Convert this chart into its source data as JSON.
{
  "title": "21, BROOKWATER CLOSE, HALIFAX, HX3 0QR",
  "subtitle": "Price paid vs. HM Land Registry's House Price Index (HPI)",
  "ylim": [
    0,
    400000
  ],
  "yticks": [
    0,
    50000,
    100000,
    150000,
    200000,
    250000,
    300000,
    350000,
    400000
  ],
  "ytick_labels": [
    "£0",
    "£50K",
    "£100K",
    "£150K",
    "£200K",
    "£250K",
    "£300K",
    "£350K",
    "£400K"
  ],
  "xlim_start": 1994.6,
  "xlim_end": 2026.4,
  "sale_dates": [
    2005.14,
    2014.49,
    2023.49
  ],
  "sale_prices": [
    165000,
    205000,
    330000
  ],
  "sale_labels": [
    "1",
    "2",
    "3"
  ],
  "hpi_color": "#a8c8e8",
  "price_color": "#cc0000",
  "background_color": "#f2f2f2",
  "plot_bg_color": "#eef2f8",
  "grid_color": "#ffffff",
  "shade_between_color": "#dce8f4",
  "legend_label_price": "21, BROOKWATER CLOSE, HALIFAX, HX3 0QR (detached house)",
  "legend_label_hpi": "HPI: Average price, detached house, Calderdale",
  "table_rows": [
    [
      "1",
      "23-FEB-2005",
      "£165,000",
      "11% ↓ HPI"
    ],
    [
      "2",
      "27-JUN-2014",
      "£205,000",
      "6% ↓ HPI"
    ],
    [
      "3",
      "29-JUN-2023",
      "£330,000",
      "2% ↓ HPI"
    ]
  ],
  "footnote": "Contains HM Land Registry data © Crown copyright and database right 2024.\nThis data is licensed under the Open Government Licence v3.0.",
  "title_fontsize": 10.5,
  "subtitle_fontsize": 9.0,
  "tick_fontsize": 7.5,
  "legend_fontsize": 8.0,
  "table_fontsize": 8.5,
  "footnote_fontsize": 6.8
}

◆ **What to produce**: From the first line to the last, please quote the material above exactly.

◆ **Solution to this task**:
Convert this chart into its source data as JSON.
{
  "title": "21, BROOKWATER CLOSE, HALIFAX, HX3 0QR",
  "subtitle": "Price paid vs. HM Land Registry's House Price Index (HPI)",
  "ylim": [
    0,
    400000
  ],
  "yticks": [
    0,
    50000,
    100000,
    150000,
    200000,
    250000,
    300000,
    350000,
    400000
  ],
  "ytick_labels": [
    "£0",
    "£50K",
    "£100K",
    "£150K",
    "£200K",
    "£250K",
    "£300K",
    "£350K",
    "£400K"
  ],
  "xlim_start": 1994.6,
  "xlim_end": 2026.4,
  "sale_dates": [
    2005.14,
    2014.49,
    2023.49
  ],
  "sale_prices": [
    165000,
    205000,
    330000
  ],
  "sale_labels": [
    "1",
    "2",
    "3"
  ],
  "hpi_color": "#a8c8e8",
  "price_color": "#cc0000",
  "background_color": "#f2f2f2",
  "plot_bg_color": "#eef2f8",
  "grid_color": "#ffffff",
  "shade_between_color": "#dce8f4",
  "legend_label_price": "21, BROOKWATER CLOSE, HALIFAX, HX3 0QR (detached house)",
  "legend_label_hpi": "HPI: Average price, detached house, Calderdale",
  "table_rows": [
    [
      "1",
      "23-FEB-2005",
      "£165,000",
      "11% ↓ HPI"
    ],
    [
      "2",
      "27-JUN-2014",
      "£205,000",
      "6% ↓ HPI"
    ],
    [
      "3",
      "29-JUN-2023",
      "£330,000",
      "2% ↓ HPI"
    ]
  ],
  "footnote": "Contains HM Land Registry data © Crown copyright and database right 2024.\nThis data is licensed under the Open Government Licence v3.0.",
  "title_fontsize": 10.5,
  "subtitle_fontsize": 9.0,
  "tick_fontsize": 7.5,
  "legend_fontsize": 8.0,
  "table_fontsize": 8.5,
  "footnote_fontsize": 6.8
}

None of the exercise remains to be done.